▶ **INSTRUCTIONS TO FOLLOW**
Can you return the lines of the material below exactly as they appear, from the line containing "error-bars — [532, 152, 547, 186]" up to and including the line containing "y-tick-label: 200 — [92, 433, 130, 459]"?

[Layout annotation data]
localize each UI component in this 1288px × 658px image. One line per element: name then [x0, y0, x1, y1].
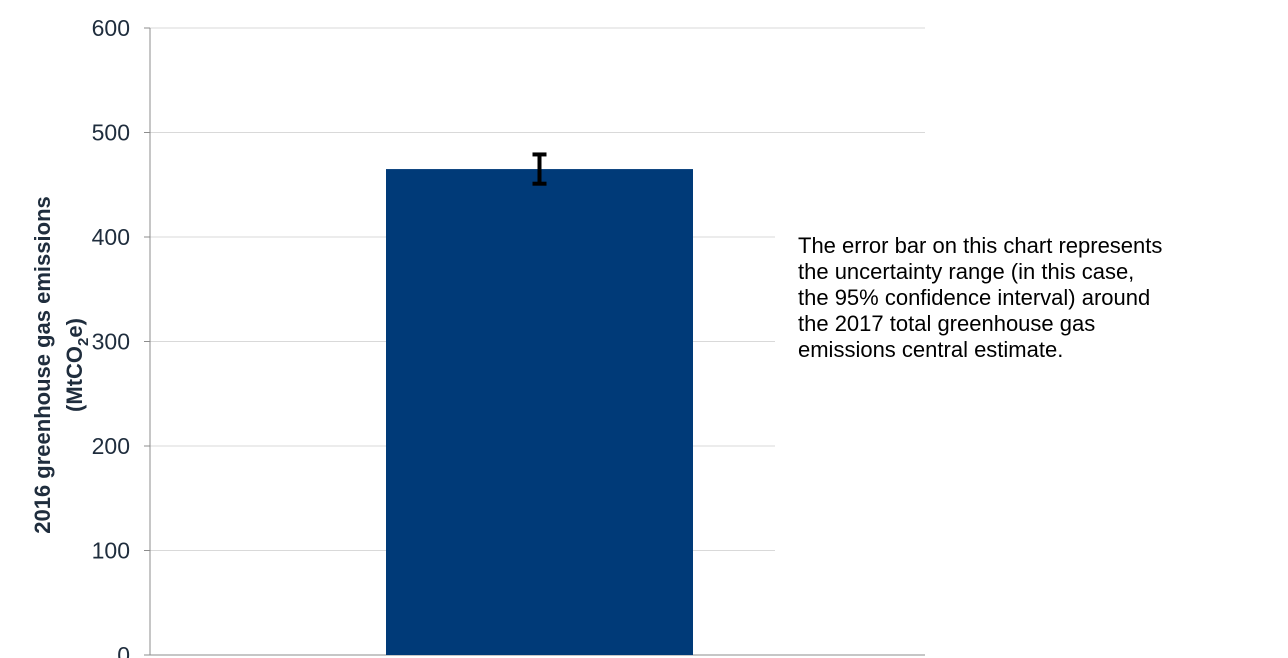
error-bars — [532, 152, 547, 186]
y-axis-title-line1: 2016 greenhouse gas emissions — [30, 196, 55, 534]
annotation-line: the uncertainty range (in this case, — [798, 259, 1135, 284]
annotation-line: the 2017 total greenhouse gas — [798, 311, 1096, 336]
y-tick-label: 200 — [92, 433, 130, 459]
y-axis-title-unit-suffix: e) — [62, 318, 87, 338]
chart-annotation: The error bar on this chart represents t… — [798, 233, 1288, 363]
bars — [386, 169, 693, 655]
annotation-line: emissions central estimate. — [798, 337, 1064, 362]
bar — [386, 169, 693, 655]
annotation-line: the 95% confidence interval) around — [798, 285, 1151, 310]
y-tick-label: 500 — [92, 120, 130, 146]
y-axis-title-unit-prefix: (MtCO — [62, 346, 87, 412]
y-axis-title-line2: (MtCO2e) — [62, 318, 92, 412]
y-tick-label: 400 — [92, 224, 130, 250]
annotation-line: The error bar on this chart represents — [798, 233, 1163, 258]
y-tick-label: 100 — [92, 538, 130, 564]
y-tick-label: 0 — [117, 642, 130, 658]
y-tick-label: 300 — [92, 329, 130, 355]
y-tick-label: 600 — [92, 15, 130, 41]
y-tick-labels: 0 100 200 300 400 500 600 — [92, 15, 130, 658]
y-axis-title-unit-subscript: 2 — [75, 338, 92, 346]
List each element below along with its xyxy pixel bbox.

▶ **WRITTEN ANSWER**
error-bars — [532, 152, 547, 186]
y-axis-title-line1: 2016 greenhouse gas emissions — [30, 196, 55, 534]
annotation-line: the uncertainty range (in this case, — [798, 259, 1135, 284]
annotation-line: the 2017 total greenhouse gas — [798, 311, 1096, 336]
y-tick-label: 200 — [92, 433, 130, 459]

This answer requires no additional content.